**WRITTEN EXERCISE**: Your task is to repeat the entries exactly. Leave the pictures out.

## START

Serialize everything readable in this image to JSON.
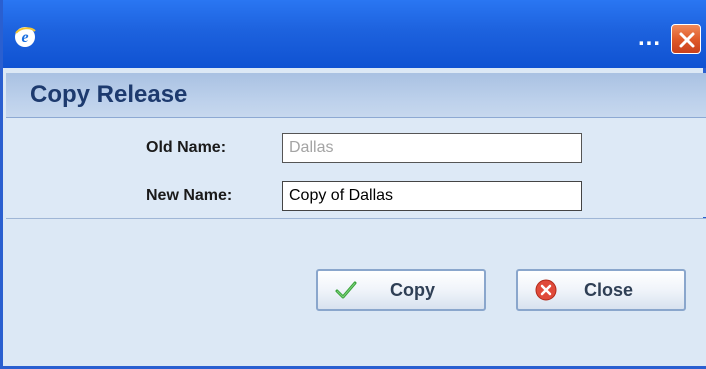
{
  "window": {
    "title_dots": "...",
    "icons": {
      "app": "ie-icon",
      "close": "close-icon"
    },
    "colors": {
      "titlebar": "#1d62de",
      "close": "#e05b2a",
      "panel": "#dce8f5"
    }
  },
  "dialog": {
    "title": "Copy Release",
    "old_name_label": "Old Name:",
    "old_name_value": "Dallas",
    "new_name_label": "New Name:",
    "new_name_value": "Copy of Dallas",
    "buttons": {
      "copy": {
        "label": "Copy",
        "icon": "check-icon"
      },
      "close": {
        "label": "Close",
        "icon": "close-circle-icon"
      }
    }
  }
}
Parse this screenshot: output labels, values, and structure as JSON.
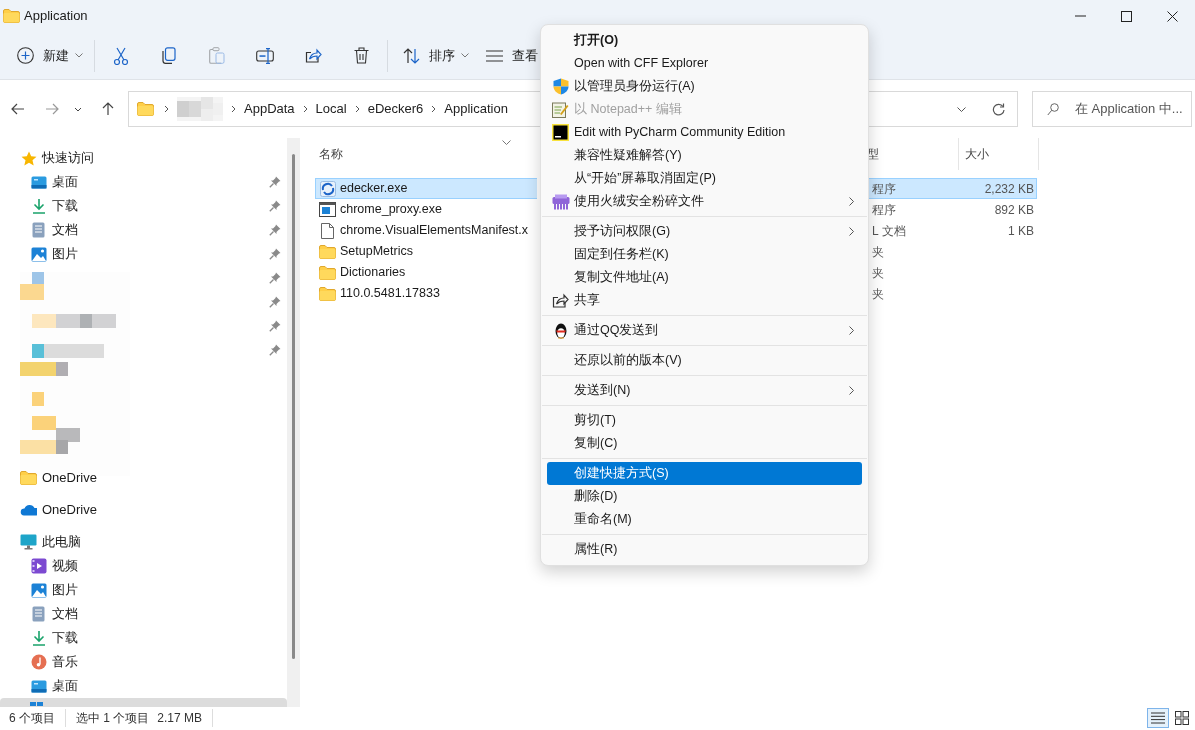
{
  "window": {
    "title": "Application"
  },
  "toolbar": [
    {
      "kind": "new",
      "label": "新建",
      "dropdown": true,
      "disabled": false
    },
    {
      "kind": "cut",
      "dropdown": false,
      "disabled": false
    },
    {
      "kind": "copy",
      "dropdown": false,
      "disabled": false
    },
    {
      "kind": "paste",
      "dropdown": false,
      "disabled": true
    },
    {
      "kind": "rename",
      "dropdown": false,
      "disabled": false
    },
    {
      "kind": "share",
      "dropdown": false,
      "disabled": false
    },
    {
      "kind": "delete",
      "dropdown": false,
      "disabled": false
    },
    {
      "kind": "sort",
      "label": "排序",
      "dropdown": true,
      "disabled": false
    },
    {
      "kind": "view",
      "label": "查看",
      "dropdown": false,
      "disabled": false
    }
  ],
  "address": {
    "crumbs": [
      "AppData",
      "Local",
      "eDecker6",
      "Application"
    ]
  },
  "search": {
    "placeholder": "在 Application 中..."
  },
  "sidebar": {
    "items": [
      {
        "kind": "star",
        "label": "快速访问",
        "children": [
          {
            "kind": "desktop",
            "label": "桌面",
            "pinned": true
          },
          {
            "kind": "download",
            "label": "下载",
            "pinned": true
          },
          {
            "kind": "document",
            "label": "文档",
            "pinned": true
          },
          {
            "kind": "pictures",
            "label": "图片",
            "pinned": true
          },
          {
            "kind": "hidden",
            "pinned": true
          },
          {
            "kind": "hidden",
            "pinned": true
          },
          {
            "kind": "hidden",
            "pinned": true
          },
          {
            "kind": "hidden",
            "pinned": true
          }
        ]
      },
      {
        "kind": "picture"
      },
      {
        "kind": "folder",
        "label": "OneDrive"
      },
      {
        "kind": "cloud",
        "label": "OneDrive"
      },
      {
        "kind": "pc",
        "label": "此电脑",
        "children": [
          {
            "kind": "video",
            "label": "视频",
            "pinned": false
          },
          {
            "kind": "pictures",
            "label": "图片",
            "pinned": false
          },
          {
            "kind": "document",
            "label": "文档",
            "pinned": false
          },
          {
            "kind": "download",
            "label": "下载",
            "pinned": false
          },
          {
            "kind": "music",
            "label": "音乐",
            "pinned": false
          },
          {
            "kind": "desktop",
            "label": "桌面",
            "pinned": false
          },
          {
            "kind": "drive",
            "selected": true
          }
        ]
      }
    ]
  },
  "files": {
    "columns": [
      "名称",
      "型",
      "大小"
    ],
    "rows": [
      {
        "kind": "exe",
        "name": "edecker.exe",
        "type": "程序",
        "size": "2,232 KB",
        "selected": true
      },
      {
        "kind": "app",
        "name": "chrome_proxy.exe",
        "type": "程序",
        "size": "892 KB",
        "selected": false
      },
      {
        "kind": "file",
        "name": "chrome.VisualElementsManifest.x",
        "type": "L 文档",
        "size": "1 KB",
        "selected": false
      },
      {
        "kind": "folder",
        "name": "SetupMetrics",
        "type": "夹",
        "selected": false
      },
      {
        "kind": "folder",
        "name": "Dictionaries",
        "type": "夹",
        "selected": false
      },
      {
        "kind": "folder",
        "name": "110.0.5481.17833",
        "type": "夹",
        "selected": false
      }
    ]
  },
  "context_menu": [
    {
      "kind": "plain",
      "label": "打开(O)",
      "bold": true,
      "disabled": false,
      "submenu": false,
      "selected": false
    },
    {
      "kind": "plain",
      "label": "Open with CFF Explorer",
      "bold": false,
      "disabled": false,
      "submenu": false,
      "selected": false
    },
    {
      "kind": "shield",
      "label": "以管理员身份运行(A)",
      "bold": false,
      "disabled": false,
      "submenu": false,
      "selected": false
    },
    {
      "kind": "notepad",
      "label": "以 Notepad++ 编辑",
      "bold": false,
      "disabled": true,
      "submenu": false,
      "selected": false
    },
    {
      "kind": "pycharm",
      "label": "Edit with PyCharm Community Edition",
      "bold": false,
      "disabled": false,
      "submenu": false,
      "selected": false
    },
    {
      "kind": "plain",
      "label": "兼容性疑难解答(Y)",
      "bold": false,
      "disabled": false,
      "submenu": false,
      "selected": false
    },
    {
      "kind": "plain",
      "label": "从“开始”屏幕取消固定(P)",
      "bold": false,
      "disabled": false,
      "submenu": false,
      "selected": false
    },
    {
      "kind": "shredder",
      "label": "使用火绒安全粉碎文件",
      "bold": false,
      "disabled": false,
      "submenu": true,
      "selected": false
    },
    {
      "kind": "separator"
    },
    {
      "kind": "plain",
      "label": "授予访问权限(G)",
      "bold": false,
      "disabled": false,
      "submenu": true,
      "selected": false
    },
    {
      "kind": "plain",
      "label": "固定到任务栏(K)",
      "bold": false,
      "disabled": false,
      "submenu": false,
      "selected": false
    },
    {
      "kind": "plain",
      "label": "复制文件地址(A)",
      "bold": false,
      "disabled": false,
      "submenu": false,
      "selected": false
    },
    {
      "kind": "share",
      "label": "共享",
      "bold": false,
      "disabled": false,
      "submenu": false,
      "selected": false
    },
    {
      "kind": "separator"
    },
    {
      "kind": "penguin",
      "label": "通过QQ发送到",
      "bold": false,
      "disabled": false,
      "submenu": true,
      "selected": false
    },
    {
      "kind": "separator"
    },
    {
      "kind": "plain",
      "label": "还原以前的版本(V)",
      "bold": false,
      "disabled": false,
      "submenu": false,
      "selected": false
    },
    {
      "kind": "separator"
    },
    {
      "kind": "plain",
      "label": "发送到(N)",
      "bold": false,
      "disabled": false,
      "submenu": true,
      "selected": false
    },
    {
      "kind": "separator"
    },
    {
      "kind": "plain",
      "label": "剪切(T)",
      "bold": false,
      "disabled": false,
      "submenu": false,
      "selected": false
    },
    {
      "kind": "plain",
      "label": "复制(C)",
      "bold": false,
      "disabled": false,
      "submenu": false,
      "selected": false
    },
    {
      "kind": "separator"
    },
    {
      "kind": "plain",
      "label": "创建快捷方式(S)",
      "bold": false,
      "disabled": false,
      "submenu": false,
      "selected": true
    },
    {
      "kind": "plain",
      "label": "删除(D)",
      "bold": false,
      "disabled": false,
      "submenu": false,
      "selected": false
    },
    {
      "kind": "plain",
      "label": "重命名(M)",
      "bold": false,
      "disabled": false,
      "submenu": false,
      "selected": false
    },
    {
      "kind": "separator"
    },
    {
      "kind": "plain",
      "label": "属性(R)",
      "bold": false,
      "disabled": false,
      "submenu": false,
      "selected": false
    }
  ],
  "status_bar": {
    "count": "6 个项目",
    "selection": "选中 1 个项目",
    "size": "2.17 MB",
    "views": [
      {
        "kind": "details",
        "selected": true
      },
      {
        "kind": "tiles",
        "selected": false
      }
    ]
  }
}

## END

**CORRECT RESPONSE**:
Serialize everything readable in this image to JSON.
{
  "window": {
    "title_dots": "...",
    "icons": {
      "app": "ie-icon",
      "close": "close-icon"
    },
    "colors": {
      "titlebar": "#1d62de",
      "close": "#e05b2a",
      "panel": "#dce8f5"
    }
  },
  "dialog": {
    "title": "Copy Release",
    "old_name_label": "Old Name:",
    "old_name_value": "Dallas",
    "new_name_label": "New Name:",
    "new_name_value": "Copy of Dallas",
    "buttons": {
      "copy": {
        "label": "Copy",
        "icon": "check-icon"
      },
      "close": {
        "label": "Close",
        "icon": "close-circle-icon"
      }
    }
  }
}
Parse this screenshot: output labels, values, and structure as JSON.
{
  "window": {
    "title": "Application"
  },
  "toolbar": [
    {
      "kind": "new",
      "label": "新建",
      "dropdown": true,
      "disabled": false
    },
    {
      "kind": "cut",
      "dropdown": false,
      "disabled": false
    },
    {
      "kind": "copy",
      "dropdown": false,
      "disabled": false
    },
    {
      "kind": "paste",
      "dropdown": false,
      "disabled": true
    },
    {
      "kind": "rename",
      "dropdown": false,
      "disabled": false
    },
    {
      "kind": "share",
      "dropdown": false,
      "disabled": false
    },
    {
      "kind": "delete",
      "dropdown": false,
      "disabled": false
    },
    {
      "kind": "sort",
      "label": "排序",
      "dropdown": true,
      "disabled": false
    },
    {
      "kind": "view",
      "label": "查看",
      "dropdown": false,
      "disabled": false
    }
  ],
  "address": {
    "crumbs": [
      "AppData",
      "Local",
      "eDecker6",
      "Application"
    ]
  },
  "search": {
    "placeholder": "在 Application 中..."
  },
  "sidebar": {
    "items": [
      {
        "kind": "star",
        "label": "快速访问",
        "children": [
          {
            "kind": "desktop",
            "label": "桌面",
            "pinned": true
          },
          {
            "kind": "download",
            "label": "下载",
            "pinned": true
          },
          {
            "kind": "document",
            "label": "文档",
            "pinned": true
          },
          {
            "kind": "pictures",
            "label": "图片",
            "pinned": true
          },
          {
            "kind": "hidden",
            "pinned": true
          },
          {
            "kind": "hidden",
            "pinned": true
          },
          {
            "kind": "hidden",
            "pinned": true
          },
          {
            "kind": "hidden",
            "pinned": true
          }
        ]
      },
      {
        "kind": "picture"
      },
      {
        "kind": "folder",
        "label": "OneDrive"
      },
      {
        "kind": "cloud",
        "label": "OneDrive"
      },
      {
        "kind": "pc",
        "label": "此电脑",
        "children": [
          {
            "kind": "video",
            "label": "视频",
            "pinned": false
          },
          {
            "kind": "pictures",
            "label": "图片",
            "pinned": false
          },
          {
            "kind": "document",
            "label": "文档",
            "pinned": false
          },
          {
            "kind": "download",
            "label": "下载",
            "pinned": false
          },
          {
            "kind": "music",
            "label": "音乐",
            "pinned": false
          },
          {
            "kind": "desktop",
            "label": "桌面",
            "pinned": false
          },
          {
            "kind": "drive",
            "selected": true
          }
        ]
      }
    ]
  },
  "files": {
    "columns": [
      "名称",
      "型",
      "大小"
    ],
    "rows": [
      {
        "kind": "exe",
        "name": "edecker.exe",
        "type": "程序",
        "size": "2,232 KB",
        "selected": true
      },
      {
        "kind": "app",
        "name": "chrome_proxy.exe",
        "type": "程序",
        "size": "892 KB",
        "selected": false
      },
      {
        "kind": "file",
        "name": "chrome.VisualElementsManifest.x",
        "type": "L 文档",
        "size": "1 KB",
        "selected": false
      },
      {
        "kind": "folder",
        "name": "SetupMetrics",
        "type": "夹",
        "selected": false
      },
      {
        "kind": "folder",
        "name": "Dictionaries",
        "type": "夹",
        "selected": false
      },
      {
        "kind": "folder",
        "name": "110.0.5481.17833",
        "type": "夹",
        "selected": false
      }
    ]
  },
  "context_menu": [
    {
      "kind": "plain",
      "label": "打开(O)",
      "bold": true,
      "disabled": false,
      "submenu": false,
      "selected": false
    },
    {
      "kind": "plain",
      "label": "Open with CFF Explorer",
      "bold": false,
      "disabled": false,
      "submenu": false,
      "selected": false
    },
    {
      "kind": "shield",
      "label": "以管理员身份运行(A)",
      "bold": false,
      "disabled": false,
      "submenu": false,
      "selected": false
    },
    {
      "kind": "notepad",
      "label": "以 Notepad++ 编辑",
      "bold": false,
      "disabled": true,
      "submenu": false,
      "selected": false
    },
    {
      "kind": "pycharm",
      "label": "Edit with PyCharm Community Edition",
      "bold": false,
      "disabled": false,
      "submenu": false,
      "selected": false
    },
    {
      "kind": "plain",
      "label": "兼容性疑难解答(Y)",
      "bold": false,
      "disabled": false,
      "submenu": false,
      "selected": false
    },
    {
      "kind": "plain",
      "label": "从“开始”屏幕取消固定(P)",
      "bold": false,
      "disabled": false,
      "submenu": false,
      "selected": false
    },
    {
      "kind": "shredder",
      "label": "使用火绒安全粉碎文件",
      "bold": false,
      "disabled": false,
      "submenu": true,
      "selected": false
    },
    {
      "kind": "separator"
    },
    {
      "kind": "plain",
      "label": "授予访问权限(G)",
      "bold": false,
      "disabled": false,
      "submenu": true,
      "selected": false
    },
    {
      "kind": "plain",
      "label": "固定到任务栏(K)",
      "bold": false,
      "disabled": false,
      "submenu": false,
      "selected": false
    },
    {
      "kind": "plain",
      "label": "复制文件地址(A)",
      "bold": false,
      "disabled": false,
      "submenu": false,
      "selected": false
    },
    {
      "kind": "share",
      "label": "共享",
      "bold": false,
      "disabled": false,
      "submenu": false,
      "selected": false
    },
    {
      "kind": "separator"
    },
    {
      "kind": "penguin",
      "label": "通过QQ发送到",
      "bold": false,
      "disabled": false,
      "submenu": true,
      "selected": false
    },
    {
      "kind": "separator"
    },
    {
      "kind": "plain",
      "label": "还原以前的版本(V)",
      "bold": false,
      "disabled": false,
      "submenu": false,
      "selected": false
    },
    {
      "kind": "separator"
    },
    {
      "kind": "plain",
      "label": "发送到(N)",
      "bold": false,
      "disabled": false,
      "submenu": true,
      "selected": false
    },
    {
      "kind": "separator"
    },
    {
      "kind": "plain",
      "label": "剪切(T)",
      "bold": false,
      "disabled": false,
      "submenu": false,
      "selected": false
    },
    {
      "kind": "plain",
      "label": "复制(C)",
      "bold": false,
      "disabled": false,
      "submenu": false,
      "selected": false
    },
    {
      "kind": "separator"
    },
    {
      "kind": "plain",
      "label": "创建快捷方式(S)",
      "bold": false,
      "disabled": false,
      "submenu": false,
      "selected": true
    },
    {
      "kind": "plain",
      "label": "删除(D)",
      "bold": false,
      "disabled": false,
      "submenu": false,
      "selected": false
    },
    {
      "kind": "plain",
      "label": "重命名(M)",
      "bold": false,
      "disabled": false,
      "submenu": false,
      "selected": false
    },
    {
      "kind": "separator"
    },
    {
      "kind": "plain",
      "label": "属性(R)",
      "bold": false,
      "disabled": false,
      "submenu": false,
      "selected": false
    }
  ],
  "status_bar": {
    "count": "6 个项目",
    "selection": "选中 1 个项目",
    "size": "2.17 MB",
    "views": [
      {
        "kind": "details",
        "selected": true
      },
      {
        "kind": "tiles",
        "selected": false
      }
    ]
  }
}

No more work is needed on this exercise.